Look for "this" in each line of the entries, and return the matching lines.

[Collected data entries]
·····

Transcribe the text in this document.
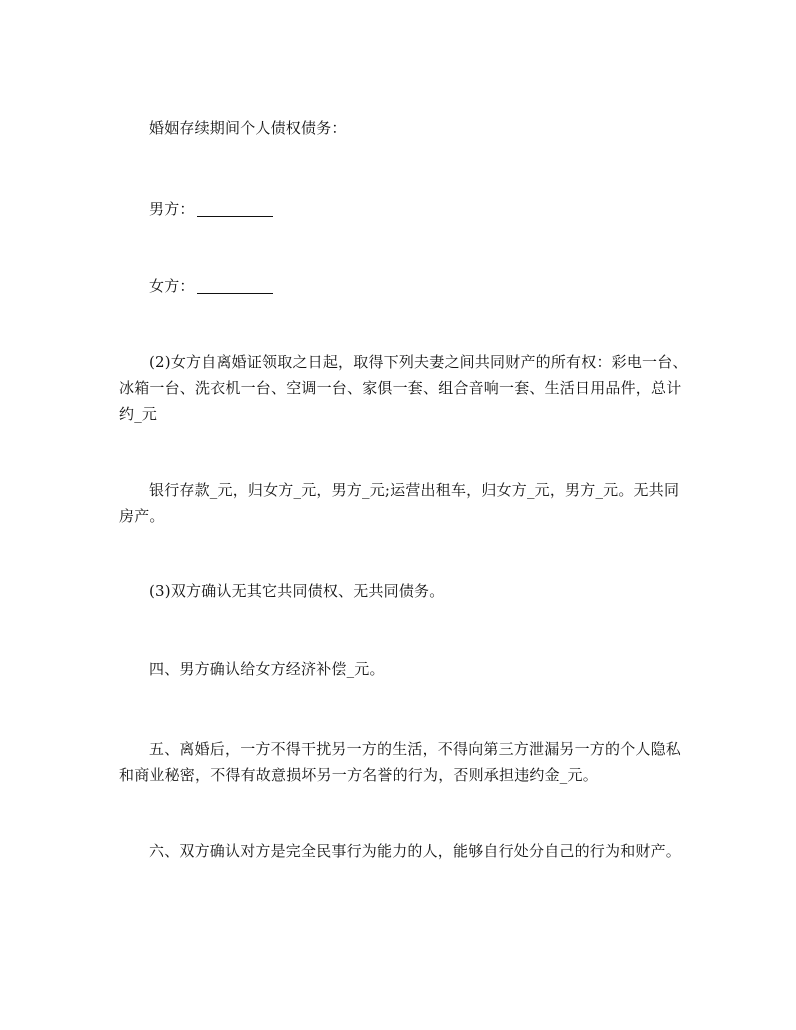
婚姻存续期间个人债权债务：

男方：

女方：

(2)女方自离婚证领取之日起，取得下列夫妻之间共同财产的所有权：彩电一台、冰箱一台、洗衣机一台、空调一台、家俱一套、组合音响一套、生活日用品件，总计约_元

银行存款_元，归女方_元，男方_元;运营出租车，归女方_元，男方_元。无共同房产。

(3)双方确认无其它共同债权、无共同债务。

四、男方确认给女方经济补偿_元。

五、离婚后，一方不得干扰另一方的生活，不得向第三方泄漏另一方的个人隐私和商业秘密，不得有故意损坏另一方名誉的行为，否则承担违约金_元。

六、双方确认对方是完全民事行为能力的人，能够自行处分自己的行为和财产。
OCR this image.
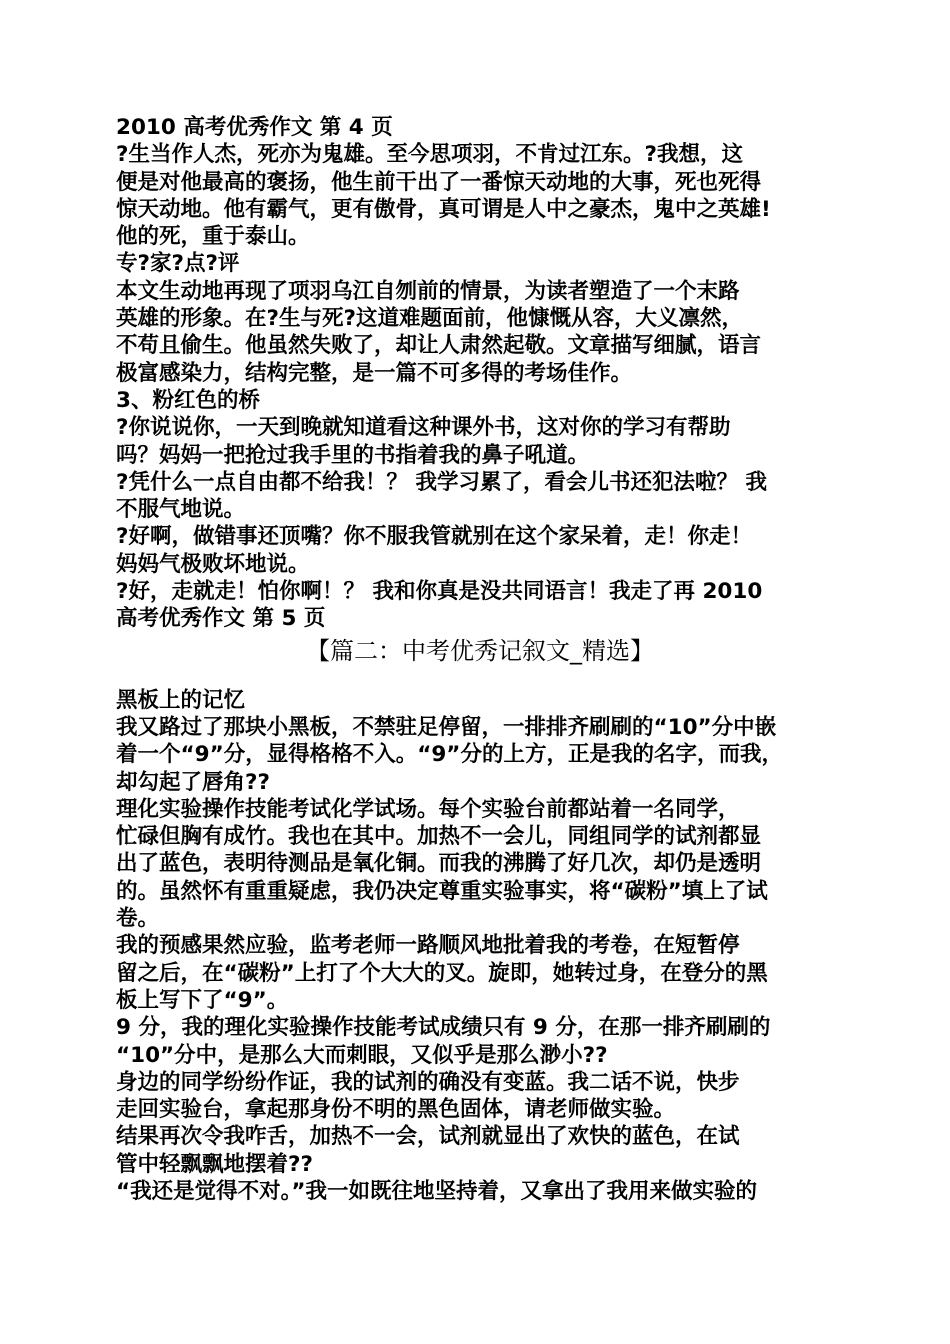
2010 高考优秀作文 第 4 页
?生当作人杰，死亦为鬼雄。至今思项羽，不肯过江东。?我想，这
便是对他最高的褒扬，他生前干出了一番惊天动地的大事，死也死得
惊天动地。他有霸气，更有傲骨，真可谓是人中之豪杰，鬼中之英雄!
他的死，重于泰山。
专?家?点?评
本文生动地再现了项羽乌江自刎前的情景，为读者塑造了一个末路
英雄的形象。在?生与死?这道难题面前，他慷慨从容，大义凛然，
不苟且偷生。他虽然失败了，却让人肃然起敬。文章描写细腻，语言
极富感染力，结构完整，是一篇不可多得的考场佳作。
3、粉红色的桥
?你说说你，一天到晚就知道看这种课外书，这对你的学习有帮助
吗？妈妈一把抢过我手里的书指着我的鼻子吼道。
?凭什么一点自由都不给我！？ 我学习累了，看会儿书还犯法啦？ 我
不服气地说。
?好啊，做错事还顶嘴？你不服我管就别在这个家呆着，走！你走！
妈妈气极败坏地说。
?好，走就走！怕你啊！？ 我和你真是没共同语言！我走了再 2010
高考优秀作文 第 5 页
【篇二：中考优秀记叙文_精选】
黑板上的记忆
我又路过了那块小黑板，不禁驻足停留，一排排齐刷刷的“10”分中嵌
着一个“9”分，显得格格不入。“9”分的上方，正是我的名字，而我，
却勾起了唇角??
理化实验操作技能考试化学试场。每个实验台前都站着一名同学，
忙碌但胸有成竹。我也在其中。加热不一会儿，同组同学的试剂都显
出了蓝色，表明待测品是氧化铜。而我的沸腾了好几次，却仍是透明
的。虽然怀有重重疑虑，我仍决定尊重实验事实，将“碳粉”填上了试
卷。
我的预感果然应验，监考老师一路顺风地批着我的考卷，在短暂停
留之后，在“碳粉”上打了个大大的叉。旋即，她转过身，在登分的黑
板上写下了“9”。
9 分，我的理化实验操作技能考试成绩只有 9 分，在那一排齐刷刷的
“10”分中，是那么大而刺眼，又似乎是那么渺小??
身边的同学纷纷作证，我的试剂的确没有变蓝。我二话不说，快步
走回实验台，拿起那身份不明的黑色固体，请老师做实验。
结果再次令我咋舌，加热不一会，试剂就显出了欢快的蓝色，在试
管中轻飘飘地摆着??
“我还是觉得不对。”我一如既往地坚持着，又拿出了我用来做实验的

·····

→ **In response**:
Transcribe the text in this document.
OCR this image.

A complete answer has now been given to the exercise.